* Record list:

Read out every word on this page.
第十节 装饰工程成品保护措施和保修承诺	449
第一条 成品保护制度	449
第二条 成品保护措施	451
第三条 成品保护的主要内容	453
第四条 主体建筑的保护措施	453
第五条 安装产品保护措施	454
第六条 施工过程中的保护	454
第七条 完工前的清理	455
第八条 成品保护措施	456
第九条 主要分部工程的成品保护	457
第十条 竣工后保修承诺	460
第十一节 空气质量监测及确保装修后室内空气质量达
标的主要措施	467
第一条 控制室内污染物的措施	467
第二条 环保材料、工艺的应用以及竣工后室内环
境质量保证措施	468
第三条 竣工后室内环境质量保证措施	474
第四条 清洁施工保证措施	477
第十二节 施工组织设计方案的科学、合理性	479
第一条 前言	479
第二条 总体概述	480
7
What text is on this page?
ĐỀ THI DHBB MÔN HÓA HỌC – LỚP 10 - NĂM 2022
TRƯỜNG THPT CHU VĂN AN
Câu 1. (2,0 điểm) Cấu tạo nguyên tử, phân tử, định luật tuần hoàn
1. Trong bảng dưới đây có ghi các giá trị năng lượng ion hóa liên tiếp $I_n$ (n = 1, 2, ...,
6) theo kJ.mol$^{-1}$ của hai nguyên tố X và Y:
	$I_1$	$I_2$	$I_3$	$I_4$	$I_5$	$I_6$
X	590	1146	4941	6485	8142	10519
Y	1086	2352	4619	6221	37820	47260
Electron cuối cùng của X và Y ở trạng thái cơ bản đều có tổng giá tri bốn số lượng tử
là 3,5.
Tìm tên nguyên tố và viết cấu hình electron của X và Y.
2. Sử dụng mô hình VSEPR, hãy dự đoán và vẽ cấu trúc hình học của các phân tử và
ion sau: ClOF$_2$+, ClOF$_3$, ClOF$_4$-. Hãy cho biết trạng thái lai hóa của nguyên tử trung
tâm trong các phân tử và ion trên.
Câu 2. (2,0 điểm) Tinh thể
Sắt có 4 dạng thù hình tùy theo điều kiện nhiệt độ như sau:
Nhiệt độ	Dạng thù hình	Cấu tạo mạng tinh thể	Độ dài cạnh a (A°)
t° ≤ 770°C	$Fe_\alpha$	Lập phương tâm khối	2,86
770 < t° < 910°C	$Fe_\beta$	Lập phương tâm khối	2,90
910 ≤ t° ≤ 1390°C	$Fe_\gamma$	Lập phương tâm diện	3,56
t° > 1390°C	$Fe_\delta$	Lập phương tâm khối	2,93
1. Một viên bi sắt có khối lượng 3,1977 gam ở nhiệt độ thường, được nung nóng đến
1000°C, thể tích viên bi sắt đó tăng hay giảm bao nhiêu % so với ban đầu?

* Set problem:
Filter the records above and return every line that holds the word "theo".

* Complete output:
6) theo kJ.mol$^{-1}$ của hai nguyên tố X và Y:
Sắt có 4 dạng thù hình tùy theo điều kiện nhiệt độ như sau:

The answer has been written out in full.